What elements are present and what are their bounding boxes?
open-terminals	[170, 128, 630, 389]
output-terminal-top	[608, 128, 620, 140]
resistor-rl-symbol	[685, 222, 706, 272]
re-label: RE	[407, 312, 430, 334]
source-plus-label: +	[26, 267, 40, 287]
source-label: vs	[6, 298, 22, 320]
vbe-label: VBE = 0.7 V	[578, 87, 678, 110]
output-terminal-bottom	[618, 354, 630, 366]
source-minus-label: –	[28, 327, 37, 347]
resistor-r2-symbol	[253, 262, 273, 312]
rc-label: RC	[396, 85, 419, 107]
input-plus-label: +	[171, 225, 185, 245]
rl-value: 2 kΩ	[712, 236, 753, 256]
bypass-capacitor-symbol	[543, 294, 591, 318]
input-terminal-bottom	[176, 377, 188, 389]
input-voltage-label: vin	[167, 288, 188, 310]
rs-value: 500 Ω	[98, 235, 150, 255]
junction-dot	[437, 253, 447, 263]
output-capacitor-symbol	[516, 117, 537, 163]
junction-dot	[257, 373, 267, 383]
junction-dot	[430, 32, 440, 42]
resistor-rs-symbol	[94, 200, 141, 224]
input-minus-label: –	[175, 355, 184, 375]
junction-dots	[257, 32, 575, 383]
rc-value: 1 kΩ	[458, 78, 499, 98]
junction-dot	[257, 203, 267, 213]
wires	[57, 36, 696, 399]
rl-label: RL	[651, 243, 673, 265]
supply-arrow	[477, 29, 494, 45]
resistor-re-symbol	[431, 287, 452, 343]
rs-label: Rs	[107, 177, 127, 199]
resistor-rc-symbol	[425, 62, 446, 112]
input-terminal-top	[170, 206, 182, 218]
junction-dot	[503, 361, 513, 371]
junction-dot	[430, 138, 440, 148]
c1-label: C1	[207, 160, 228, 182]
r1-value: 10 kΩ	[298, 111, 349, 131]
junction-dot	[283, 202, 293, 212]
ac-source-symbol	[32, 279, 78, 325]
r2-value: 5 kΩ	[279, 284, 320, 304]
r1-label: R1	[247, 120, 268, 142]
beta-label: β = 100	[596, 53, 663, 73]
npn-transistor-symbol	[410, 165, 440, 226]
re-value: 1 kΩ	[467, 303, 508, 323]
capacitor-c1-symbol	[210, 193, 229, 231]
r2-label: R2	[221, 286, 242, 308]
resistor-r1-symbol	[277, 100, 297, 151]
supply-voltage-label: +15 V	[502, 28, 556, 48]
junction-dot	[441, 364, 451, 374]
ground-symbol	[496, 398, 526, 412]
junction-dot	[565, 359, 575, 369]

◇ ◇ ◇ ◇

-- Direction --
Rewrite the items above with "wires" replaced by "conductor-paths" and every other part left unchanged.

-- Response --
What elements are present and what are their bounding boxes?
open-terminals	[170, 128, 630, 389]
output-terminal-top	[608, 128, 620, 140]
resistor-rl-symbol	[685, 222, 706, 272]
re-label: RE	[407, 312, 430, 334]
source-plus-label: +	[26, 267, 40, 287]
source-label: vs	[6, 298, 22, 320]
vbe-label: VBE = 0.7 V	[578, 87, 678, 110]
output-terminal-bottom	[618, 354, 630, 366]
source-minus-label: –	[28, 327, 37, 347]
resistor-r2-symbol	[253, 262, 273, 312]
rc-label: RC	[396, 85, 419, 107]
input-plus-label: +	[171, 225, 185, 245]
rl-value: 2 kΩ	[712, 236, 753, 256]
bypass-capacitor-symbol	[543, 294, 591, 318]
input-terminal-bottom	[176, 377, 188, 389]
input-voltage-label: vin	[167, 288, 188, 310]
rs-value: 500 Ω	[98, 235, 150, 255]
junction-dot	[437, 253, 447, 263]
output-capacitor-symbol	[516, 117, 537, 163]
junction-dot	[257, 373, 267, 383]
junction-dot	[430, 32, 440, 42]
resistor-rs-symbol	[94, 200, 141, 224]
input-minus-label: –	[175, 355, 184, 375]
junction-dots	[257, 32, 575, 383]
rc-value: 1 kΩ	[458, 78, 499, 98]
junction-dot	[257, 203, 267, 213]
conductor-paths	[57, 36, 696, 399]
rl-label: RL	[651, 243, 673, 265]
supply-arrow	[477, 29, 494, 45]
resistor-re-symbol	[431, 287, 452, 343]
rs-label: Rs	[107, 177, 127, 199]
resistor-rc-symbol	[425, 62, 446, 112]
input-terminal-top	[170, 206, 182, 218]
junction-dot	[503, 361, 513, 371]
junction-dot	[430, 138, 440, 148]
c1-label: C1	[207, 160, 228, 182]
r1-value: 10 kΩ	[298, 111, 349, 131]
junction-dot	[283, 202, 293, 212]
ac-source-symbol	[32, 279, 78, 325]
r2-value: 5 kΩ	[279, 284, 320, 304]
r1-label: R1	[247, 120, 268, 142]
beta-label: β = 100	[596, 53, 663, 73]
npn-transistor-symbol	[410, 165, 440, 226]
re-value: 1 kΩ	[467, 303, 508, 323]
capacitor-c1-symbol	[210, 193, 229, 231]
r2-label: R2	[221, 286, 242, 308]
resistor-r1-symbol	[277, 100, 297, 151]
supply-voltage-label: +15 V	[502, 28, 556, 48]
junction-dot	[441, 364, 451, 374]
ground-symbol	[496, 398, 526, 412]
junction-dot	[565, 359, 575, 369]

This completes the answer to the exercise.